== Exercise brief ==
Copy all the entries below exactly, but not the pictures.

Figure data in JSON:
>> BEGIN
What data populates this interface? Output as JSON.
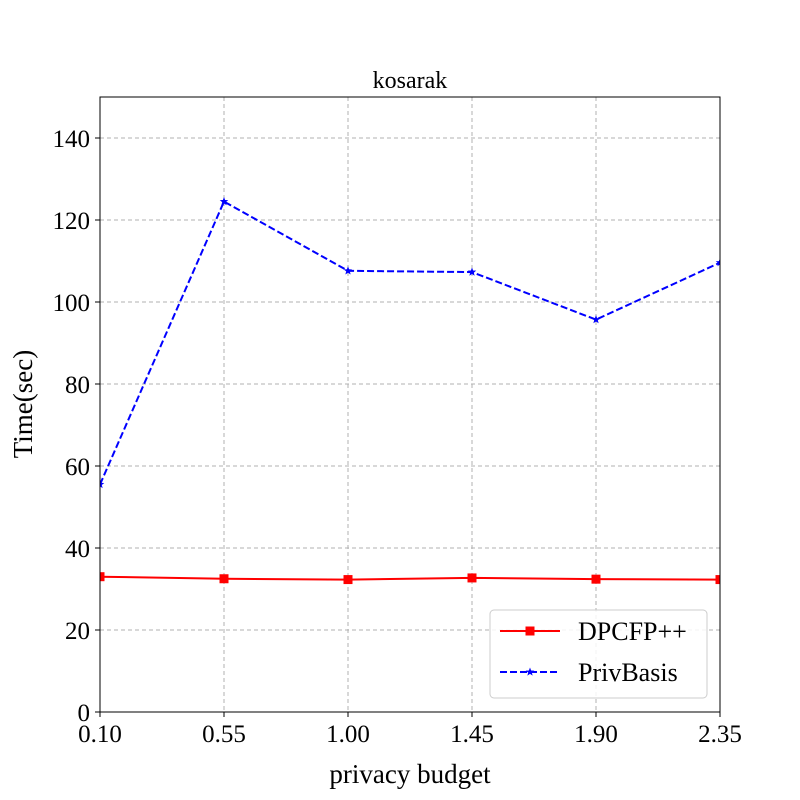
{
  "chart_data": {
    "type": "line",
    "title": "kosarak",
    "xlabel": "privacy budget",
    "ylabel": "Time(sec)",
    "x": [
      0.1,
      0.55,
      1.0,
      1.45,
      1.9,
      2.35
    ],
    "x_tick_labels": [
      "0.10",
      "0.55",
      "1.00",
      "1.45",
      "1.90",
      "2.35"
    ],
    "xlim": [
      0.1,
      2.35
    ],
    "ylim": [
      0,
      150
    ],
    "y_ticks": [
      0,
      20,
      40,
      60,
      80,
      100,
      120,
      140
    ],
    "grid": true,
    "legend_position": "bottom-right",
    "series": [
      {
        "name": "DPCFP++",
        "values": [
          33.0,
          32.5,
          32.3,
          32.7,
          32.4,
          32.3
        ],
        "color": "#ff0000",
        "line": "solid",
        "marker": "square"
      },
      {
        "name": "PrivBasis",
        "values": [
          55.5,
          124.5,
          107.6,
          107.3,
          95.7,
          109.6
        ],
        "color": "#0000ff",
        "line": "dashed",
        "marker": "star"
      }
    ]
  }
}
>> END
== Final result ==
What data populates this interface? Output as JSON.
{
  "chart_data": {
    "type": "line",
    "title": "kosarak",
    "xlabel": "privacy budget",
    "ylabel": "Time(sec)",
    "x": [
      0.1,
      0.55,
      1.0,
      1.45,
      1.9,
      2.35
    ],
    "x_tick_labels": [
      "0.10",
      "0.55",
      "1.00",
      "1.45",
      "1.90",
      "2.35"
    ],
    "xlim": [
      0.1,
      2.35
    ],
    "ylim": [
      0,
      150
    ],
    "y_ticks": [
      0,
      20,
      40,
      60,
      80,
      100,
      120,
      140
    ],
    "grid": true,
    "legend_position": "bottom-right",
    "series": [
      {
        "name": "DPCFP++",
        "values": [
          33.0,
          32.5,
          32.3,
          32.7,
          32.4,
          32.3
        ],
        "color": "#ff0000",
        "line": "solid",
        "marker": "square"
      },
      {
        "name": "PrivBasis",
        "values": [
          55.5,
          124.5,
          107.6,
          107.3,
          95.7,
          109.6
        ],
        "color": "#0000ff",
        "line": "dashed",
        "marker": "star"
      }
    ]
  }
}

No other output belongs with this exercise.